### [Quoted passage]
- - - - -

The Sajó ( , Hungarian) or Slaná (Slovak) is a river in Slovakia and Hungary.

Its length is 229 km, of which 110 km is in Slovakia. Its source is in the Stolica Mountains range of the Slovak Ore Mountains.  It flows through the Slovak town Rožňava and the Hungarian city Miskolc. In Hungary it flows through the county of Borsod-Abaúj-Zemplén. It flows into the River Tisza near Tiszaújváros. Its main tributaries are the Bodva and the Hornád.

Also known for Battle of the Sajó River from 11 April 1241 between the Mongol Empire and the Kingdom of Hungary.

- - - - -

### [Information provided]

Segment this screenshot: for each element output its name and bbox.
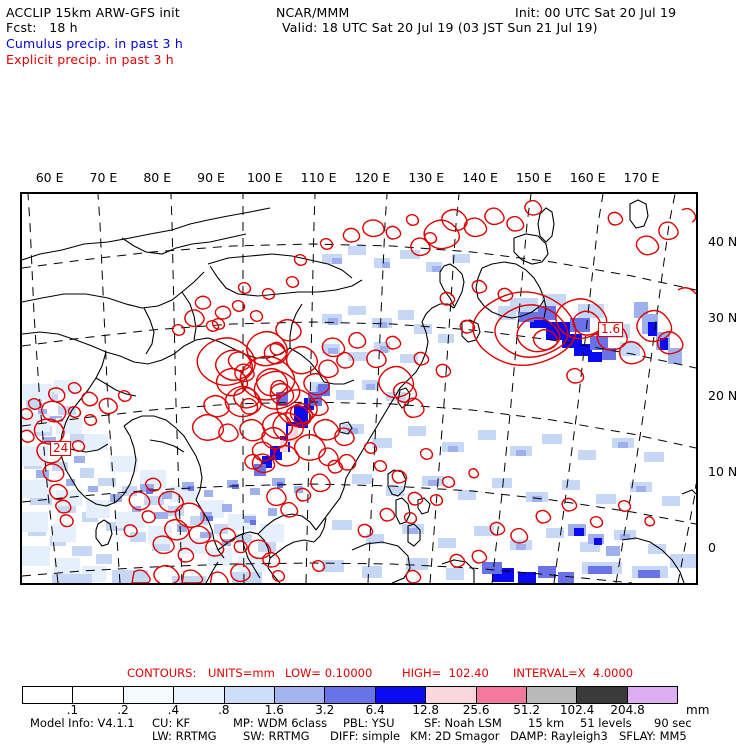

- - - - -

### [Written task A]
Print everything in the passage on the Sajó from "Its length is" down to "and the Hornád.".
### [Written task B]
Name every river other than the Sajó that appears in the passage on the Sajó.
### [Written task C]
Decide whether each statement agrees with the passage on the Sajó, and back each yes or no with the deciding words quoted from it: (i) 110 km of the river's length lies in Slovakia; (ii) the river flows into the Danube; (iii) the Battle of the Sajó River took place in 1214.
None of this work involves the material.

### [Exercise output A]
Its length is 229 km, of which 110 km is in Slovakia. Its source is in the Stolica Mountains range of the Slovak Ore Mountains.  It flows through the Slovak town Rožňava and the Hungarian city Miskolc. In Hungary it flows through the county of Borsod-Abaúj-Zemplén. It flows into the River Tisza near Tiszaújváros. Its main tributaries are the Bodva and the Hornád.

### [Exercise output B]
the Tisza, the Bodva, the Hornád

### [Exercise output C]
(i) Yes: "of which 110 km is in Slovakia"
(ii) No: "It flows into the River Tisza near Tiszaújváros"
(iii) No: "from 11 April 1241"